**Your objective**
Copy out every line of the material below without changing anything.

**Material for this task**
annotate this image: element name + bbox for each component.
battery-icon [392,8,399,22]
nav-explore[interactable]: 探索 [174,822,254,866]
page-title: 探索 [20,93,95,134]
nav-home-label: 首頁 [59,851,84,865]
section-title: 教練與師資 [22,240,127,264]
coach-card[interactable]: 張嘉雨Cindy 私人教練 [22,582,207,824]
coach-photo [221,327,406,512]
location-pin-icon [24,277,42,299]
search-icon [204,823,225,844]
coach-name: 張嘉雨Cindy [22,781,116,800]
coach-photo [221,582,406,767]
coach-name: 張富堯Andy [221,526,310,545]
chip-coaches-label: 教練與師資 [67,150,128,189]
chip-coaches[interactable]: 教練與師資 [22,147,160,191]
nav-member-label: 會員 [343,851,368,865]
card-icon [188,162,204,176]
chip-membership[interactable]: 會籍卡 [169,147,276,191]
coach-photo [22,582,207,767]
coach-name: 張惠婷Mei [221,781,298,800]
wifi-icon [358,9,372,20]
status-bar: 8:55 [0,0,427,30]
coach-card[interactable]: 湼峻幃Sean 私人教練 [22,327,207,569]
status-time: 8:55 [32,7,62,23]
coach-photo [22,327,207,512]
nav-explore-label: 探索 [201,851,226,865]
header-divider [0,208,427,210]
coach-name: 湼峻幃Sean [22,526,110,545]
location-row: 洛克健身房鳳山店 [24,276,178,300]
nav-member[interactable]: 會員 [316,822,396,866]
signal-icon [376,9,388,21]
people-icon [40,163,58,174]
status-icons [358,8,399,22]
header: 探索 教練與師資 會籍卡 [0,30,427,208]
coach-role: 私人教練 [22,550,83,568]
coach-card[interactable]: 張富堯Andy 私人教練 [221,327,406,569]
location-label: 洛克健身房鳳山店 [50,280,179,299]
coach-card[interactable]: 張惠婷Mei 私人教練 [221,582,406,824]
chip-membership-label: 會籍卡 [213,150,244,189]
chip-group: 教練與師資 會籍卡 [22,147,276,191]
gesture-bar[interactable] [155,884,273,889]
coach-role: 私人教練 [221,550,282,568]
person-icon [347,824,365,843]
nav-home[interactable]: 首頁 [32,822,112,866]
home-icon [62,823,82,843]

**Exercise solution**
annotate this image: element name + bbox for each component.
battery-icon [392,8,399,22]
nav-explore[interactable]: 探索 [174,822,254,866]
page-title: 探索 [20,93,95,134]
nav-home-label: 首頁 [59,851,84,865]
section-title: 教練與師資 [22,240,127,264]
coach-card[interactable]: 張嘉雨Cindy 私人教練 [22,582,207,824]
coach-photo [221,327,406,512]
location-pin-icon [24,277,42,299]
search-icon [204,823,225,844]
coach-name: 張嘉雨Cindy [22,781,116,800]
coach-photo [221,582,406,767]
coach-name: 張富堯Andy [221,526,310,545]
chip-coaches-label: 教練與師資 [67,150,128,189]
chip-coaches[interactable]: 教練與師資 [22,147,160,191]
nav-member-label: 會員 [343,851,368,865]
card-icon [188,162,204,176]
chip-membership[interactable]: 會籍卡 [169,147,276,191]
coach-photo [22,582,207,767]
coach-name: 張惠婷Mei [221,781,298,800]
wifi-icon [358,9,372,20]
status-bar: 8:55 [0,0,427,30]
coach-card[interactable]: 湼峻幃Sean 私人教練 [22,327,207,569]
status-time: 8:55 [32,7,62,23]
coach-photo [22,327,207,512]
nav-explore-label: 探索 [201,851,226,865]
header-divider [0,208,427,210]
coach-name: 湼峻幃Sean [22,526,110,545]
location-row: 洛克健身房鳳山店 [24,276,178,300]
nav-member[interactable]: 會員 [316,822,396,866]
signal-icon [376,9,388,21]
people-icon [40,163,58,174]
status-icons [358,8,399,22]
header: 探索 教練與師資 會籍卡 [0,30,427,208]
coach-role: 私人教練 [22,550,83,568]
coach-card[interactable]: 張富堯Andy 私人教練 [221,327,406,569]
location-label: 洛克健身房鳳山店 [50,280,179,299]
coach-card[interactable]: 張惠婷Mei 私人教練 [221,582,406,824]
chip-membership-label: 會籍卡 [213,150,244,189]
chip-group: 教練與師資 會籍卡 [22,147,276,191]
gesture-bar[interactable] [155,884,273,889]
coach-role: 私人教練 [221,550,282,568]
person-icon [347,824,365,843]
nav-home[interactable]: 首頁 [32,822,112,866]
home-icon [62,823,82,843]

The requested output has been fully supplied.